In the data that follows, count the lines in which the word "щуку" occurs, and report that figure alone.

======== DATA RECORDS ========

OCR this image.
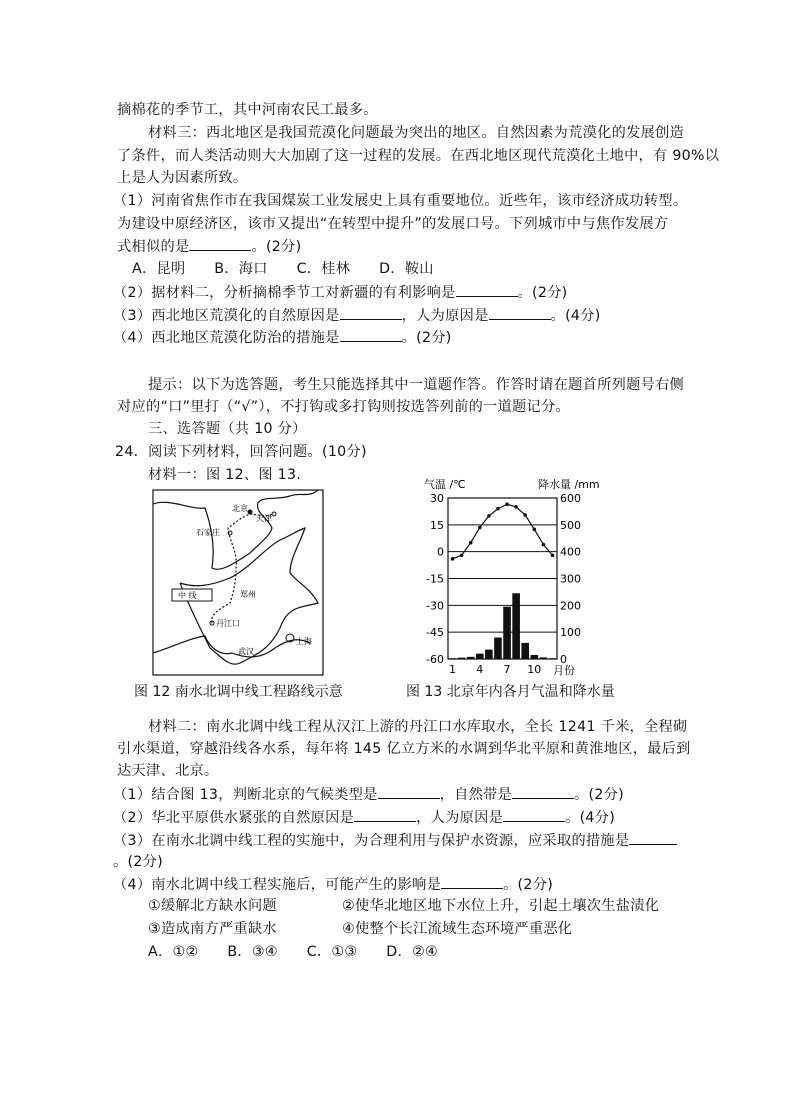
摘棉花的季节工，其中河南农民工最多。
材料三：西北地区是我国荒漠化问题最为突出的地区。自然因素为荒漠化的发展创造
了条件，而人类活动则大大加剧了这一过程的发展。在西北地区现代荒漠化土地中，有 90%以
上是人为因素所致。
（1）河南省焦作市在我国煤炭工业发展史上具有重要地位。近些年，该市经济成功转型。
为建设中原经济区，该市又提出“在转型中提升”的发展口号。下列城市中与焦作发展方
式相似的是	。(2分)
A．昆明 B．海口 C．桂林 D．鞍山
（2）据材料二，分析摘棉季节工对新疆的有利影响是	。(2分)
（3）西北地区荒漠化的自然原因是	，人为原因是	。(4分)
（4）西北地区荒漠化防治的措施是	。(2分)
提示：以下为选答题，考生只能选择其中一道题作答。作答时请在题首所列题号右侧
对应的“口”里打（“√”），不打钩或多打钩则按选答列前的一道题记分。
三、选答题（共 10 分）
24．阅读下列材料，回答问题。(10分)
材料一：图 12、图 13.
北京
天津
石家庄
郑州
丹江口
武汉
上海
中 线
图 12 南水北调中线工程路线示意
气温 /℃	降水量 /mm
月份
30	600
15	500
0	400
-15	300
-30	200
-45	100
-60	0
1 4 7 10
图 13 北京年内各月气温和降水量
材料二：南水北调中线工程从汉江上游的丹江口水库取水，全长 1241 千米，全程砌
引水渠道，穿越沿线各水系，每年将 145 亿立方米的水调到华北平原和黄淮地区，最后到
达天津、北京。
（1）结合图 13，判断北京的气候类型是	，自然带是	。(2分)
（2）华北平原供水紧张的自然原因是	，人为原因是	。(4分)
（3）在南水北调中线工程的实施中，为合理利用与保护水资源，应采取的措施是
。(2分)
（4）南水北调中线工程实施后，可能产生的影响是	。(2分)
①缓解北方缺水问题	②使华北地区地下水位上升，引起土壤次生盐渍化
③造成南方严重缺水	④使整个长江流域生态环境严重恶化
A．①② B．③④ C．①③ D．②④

========
======== DATA RECORDS ========

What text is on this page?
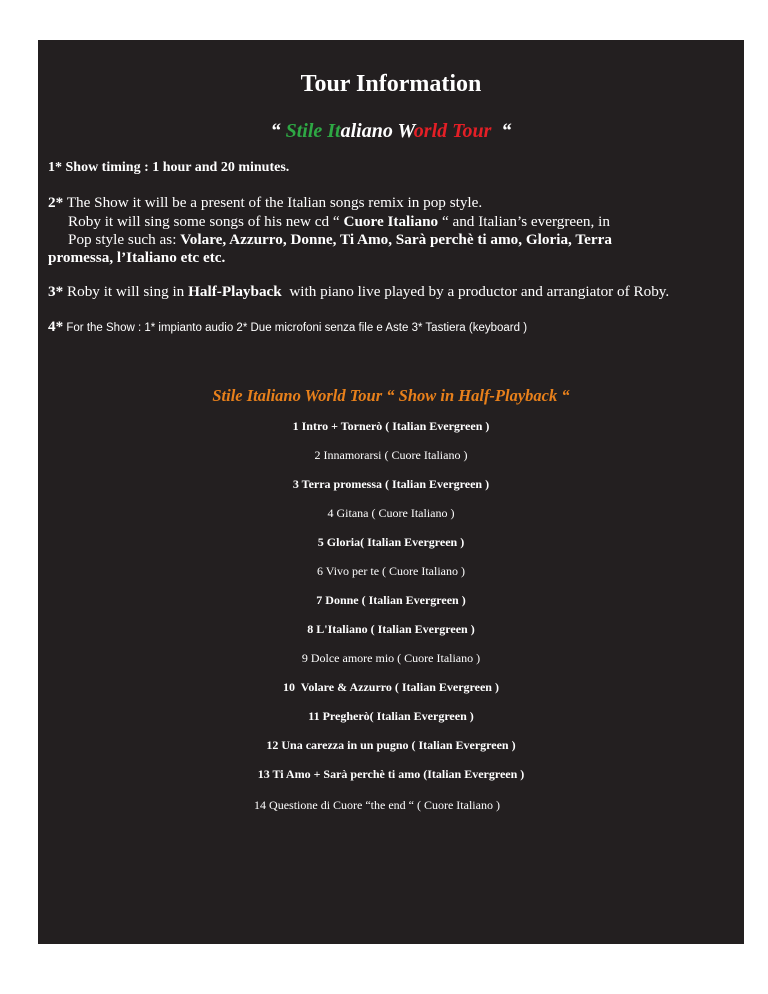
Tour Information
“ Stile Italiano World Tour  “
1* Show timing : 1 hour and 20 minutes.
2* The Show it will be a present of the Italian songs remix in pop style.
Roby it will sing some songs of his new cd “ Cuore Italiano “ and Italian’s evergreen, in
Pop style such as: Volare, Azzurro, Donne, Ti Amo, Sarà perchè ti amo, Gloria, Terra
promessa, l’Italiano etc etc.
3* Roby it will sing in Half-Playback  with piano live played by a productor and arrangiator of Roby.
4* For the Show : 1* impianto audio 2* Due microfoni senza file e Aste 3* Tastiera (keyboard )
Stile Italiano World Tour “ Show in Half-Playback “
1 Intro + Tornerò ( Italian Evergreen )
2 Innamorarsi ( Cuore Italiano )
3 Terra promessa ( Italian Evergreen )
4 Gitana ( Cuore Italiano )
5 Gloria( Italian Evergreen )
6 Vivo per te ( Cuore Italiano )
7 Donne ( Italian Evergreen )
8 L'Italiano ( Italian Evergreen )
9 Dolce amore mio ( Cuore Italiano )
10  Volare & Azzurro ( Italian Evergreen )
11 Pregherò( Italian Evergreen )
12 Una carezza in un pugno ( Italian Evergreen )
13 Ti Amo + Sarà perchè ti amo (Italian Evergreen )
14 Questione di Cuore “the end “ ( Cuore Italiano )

========
======== DATA RECORDS ========

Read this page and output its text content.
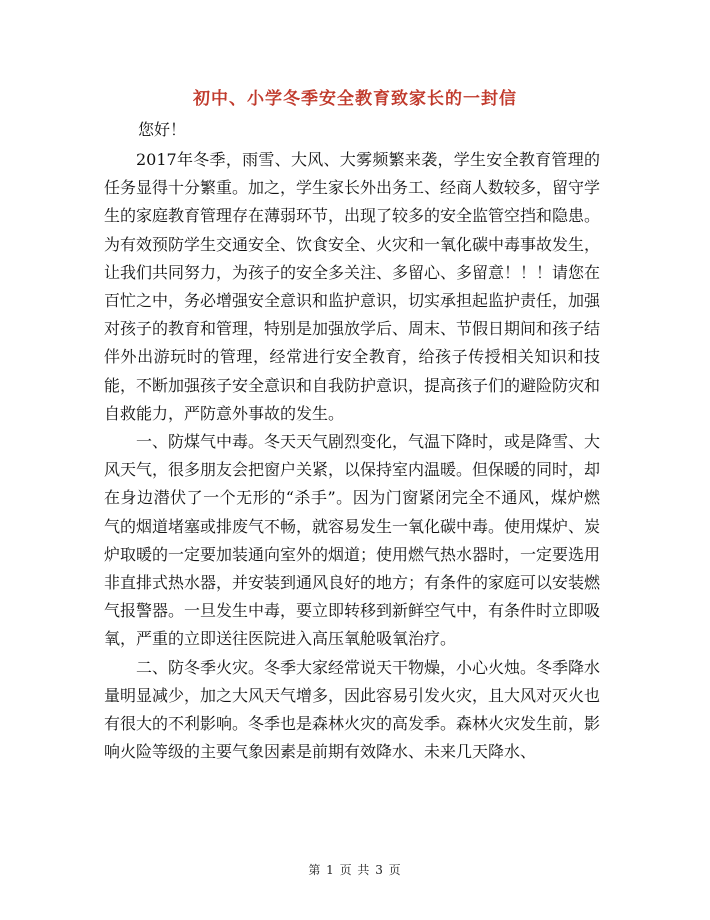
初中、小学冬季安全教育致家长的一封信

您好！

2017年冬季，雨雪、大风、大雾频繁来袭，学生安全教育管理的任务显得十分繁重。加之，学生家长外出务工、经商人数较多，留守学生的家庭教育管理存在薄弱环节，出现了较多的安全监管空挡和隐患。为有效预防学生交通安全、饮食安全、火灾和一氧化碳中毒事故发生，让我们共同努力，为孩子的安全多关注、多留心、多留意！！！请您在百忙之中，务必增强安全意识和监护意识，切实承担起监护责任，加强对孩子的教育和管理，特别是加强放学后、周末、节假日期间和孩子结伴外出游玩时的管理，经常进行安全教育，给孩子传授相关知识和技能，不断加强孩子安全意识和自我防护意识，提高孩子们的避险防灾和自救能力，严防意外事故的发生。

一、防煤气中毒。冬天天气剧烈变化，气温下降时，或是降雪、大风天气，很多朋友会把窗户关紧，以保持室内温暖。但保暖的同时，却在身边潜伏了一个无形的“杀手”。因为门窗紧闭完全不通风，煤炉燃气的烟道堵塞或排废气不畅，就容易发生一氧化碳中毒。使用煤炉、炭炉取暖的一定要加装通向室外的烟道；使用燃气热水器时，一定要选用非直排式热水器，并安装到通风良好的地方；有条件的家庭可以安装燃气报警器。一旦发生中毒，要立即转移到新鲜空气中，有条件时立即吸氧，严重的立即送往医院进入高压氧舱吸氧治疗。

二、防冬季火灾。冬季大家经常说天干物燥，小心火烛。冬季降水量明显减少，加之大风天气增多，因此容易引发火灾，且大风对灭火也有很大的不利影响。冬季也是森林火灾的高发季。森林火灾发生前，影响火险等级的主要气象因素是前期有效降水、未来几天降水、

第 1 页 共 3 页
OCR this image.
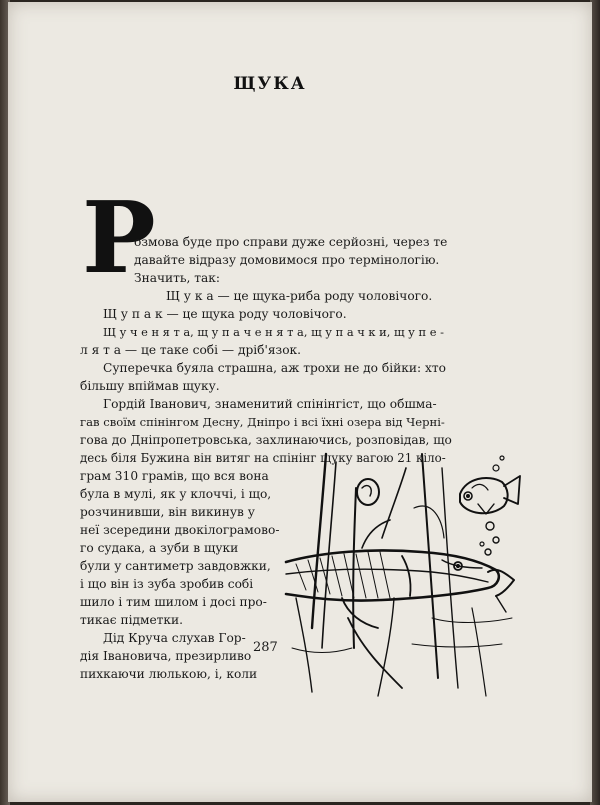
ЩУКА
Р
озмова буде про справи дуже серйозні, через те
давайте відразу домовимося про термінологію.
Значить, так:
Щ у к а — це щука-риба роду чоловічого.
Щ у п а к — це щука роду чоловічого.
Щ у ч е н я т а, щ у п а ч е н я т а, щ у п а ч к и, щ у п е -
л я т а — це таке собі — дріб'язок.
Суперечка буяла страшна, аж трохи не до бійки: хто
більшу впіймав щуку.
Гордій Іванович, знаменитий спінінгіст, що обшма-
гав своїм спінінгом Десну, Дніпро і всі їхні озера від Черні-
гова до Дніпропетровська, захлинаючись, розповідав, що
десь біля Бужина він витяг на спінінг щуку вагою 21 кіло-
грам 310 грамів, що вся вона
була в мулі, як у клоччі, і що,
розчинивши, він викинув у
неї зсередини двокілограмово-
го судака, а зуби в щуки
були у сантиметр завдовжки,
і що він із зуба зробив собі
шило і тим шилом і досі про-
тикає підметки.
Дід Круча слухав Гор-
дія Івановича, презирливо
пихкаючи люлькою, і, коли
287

========

TASK RESULT:
2